— begin Records provided —

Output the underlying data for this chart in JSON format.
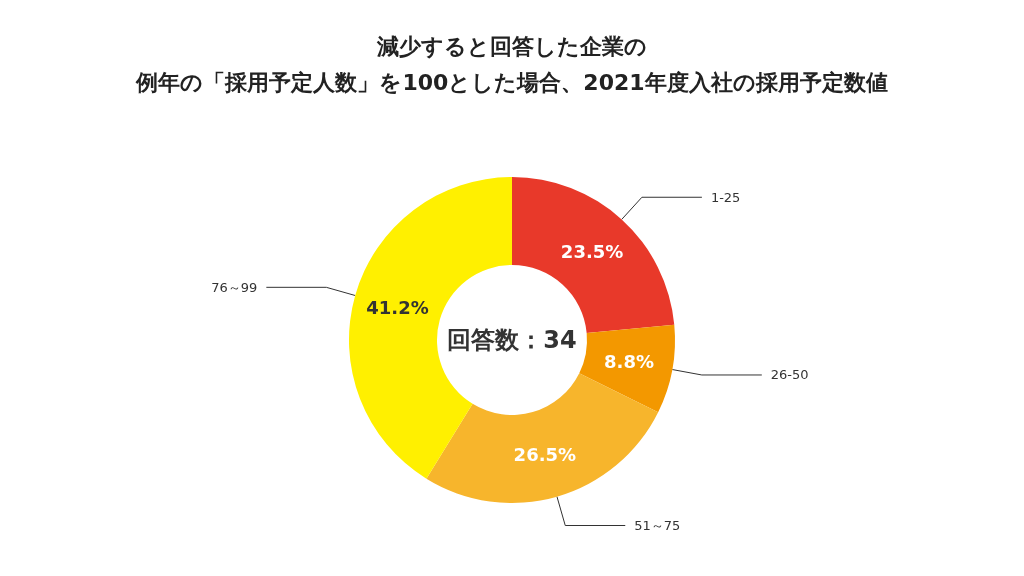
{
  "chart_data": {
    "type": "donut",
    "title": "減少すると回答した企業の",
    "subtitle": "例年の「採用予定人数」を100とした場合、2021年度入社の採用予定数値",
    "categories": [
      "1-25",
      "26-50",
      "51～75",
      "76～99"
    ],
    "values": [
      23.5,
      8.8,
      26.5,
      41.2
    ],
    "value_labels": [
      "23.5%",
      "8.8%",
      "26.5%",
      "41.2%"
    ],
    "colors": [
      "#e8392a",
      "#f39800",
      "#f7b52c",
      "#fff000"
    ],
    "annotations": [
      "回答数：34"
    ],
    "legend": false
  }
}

— end Records provided —

* _Exercise directions_: Print each line of the material above exactly, with the pictures removed from your copy.

* _Solution to this exercise_:
Output the underlying data for this chart in JSON format.
{
  "chart_data": {
    "type": "donut",
    "title": "減少すると回答した企業の",
    "subtitle": "例年の「採用予定人数」を100とした場合、2021年度入社の採用予定数値",
    "categories": [
      "1-25",
      "26-50",
      "51～75",
      "76～99"
    ],
    "values": [
      23.5,
      8.8,
      26.5,
      41.2
    ],
    "value_labels": [
      "23.5%",
      "8.8%",
      "26.5%",
      "41.2%"
    ],
    "colors": [
      "#e8392a",
      "#f39800",
      "#f7b52c",
      "#fff000"
    ],
    "annotations": [
      "回答数：34"
    ],
    "legend": false
  }
}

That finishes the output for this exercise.